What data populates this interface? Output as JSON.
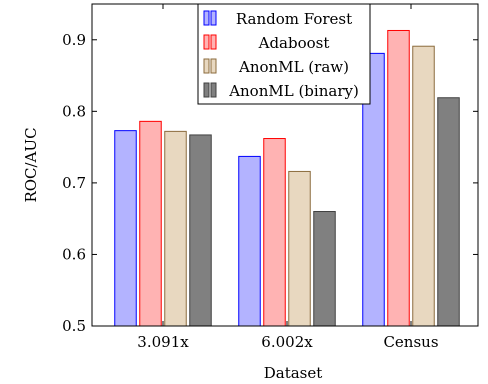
{
  "chart_data": {
    "type": "bar",
    "title": "",
    "xlabel": "Dataset",
    "ylabel": "ROC/AUC",
    "ylim": [
      0.5,
      0.95
    ],
    "yticks": [
      "0.5",
      "0.6",
      "0.7",
      "0.8",
      "0.9"
    ],
    "categories": [
      "3.091x",
      "6.002x",
      "Census"
    ],
    "series": [
      {
        "name": "Random Forest",
        "values": [
          0.773,
          0.737,
          0.881
        ],
        "color": "#b3b3ff",
        "stroke": "#0000ff"
      },
      {
        "name": "Adaboost",
        "values": [
          0.786,
          0.762,
          0.913
        ],
        "color": "#ffb3b3",
        "stroke": "#ff0000"
      },
      {
        "name": "AnonML (raw)",
        "values": [
          0.772,
          0.716,
          0.891
        ],
        "color": "#e8d8c0",
        "stroke": "#8b6b3d"
      },
      {
        "name": "AnonML (binary)",
        "values": [
          0.767,
          0.66,
          0.819
        ],
        "color": "#808080",
        "stroke": "#404040"
      }
    ],
    "legend_position": "top-center",
    "grid": false
  }
}
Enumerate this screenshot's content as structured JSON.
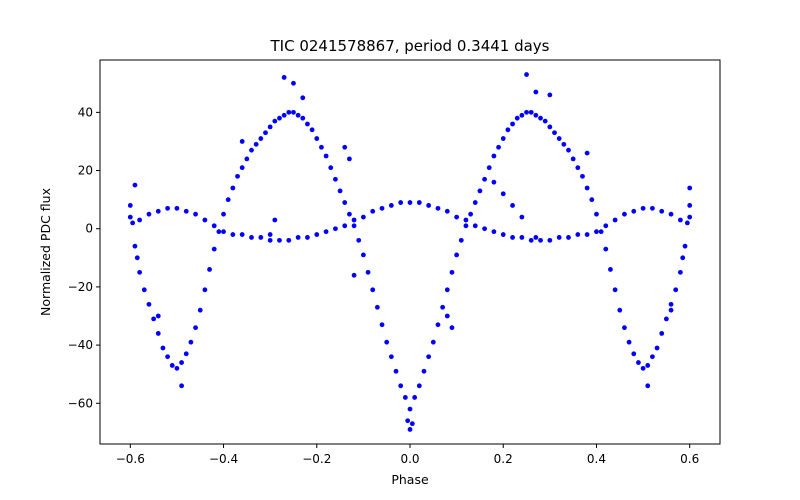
━━━━━━━━━━━━━━━━━━━━━━━━━━━━━━
**EXERCISE AIM:** Every line holding "color" should be copied out.

**RESULT BELOW:**
        "color": "#b3b3ff",
        "color": "#ffb3b3",
        "color": "#e8d8c0",
        "color": "#808080",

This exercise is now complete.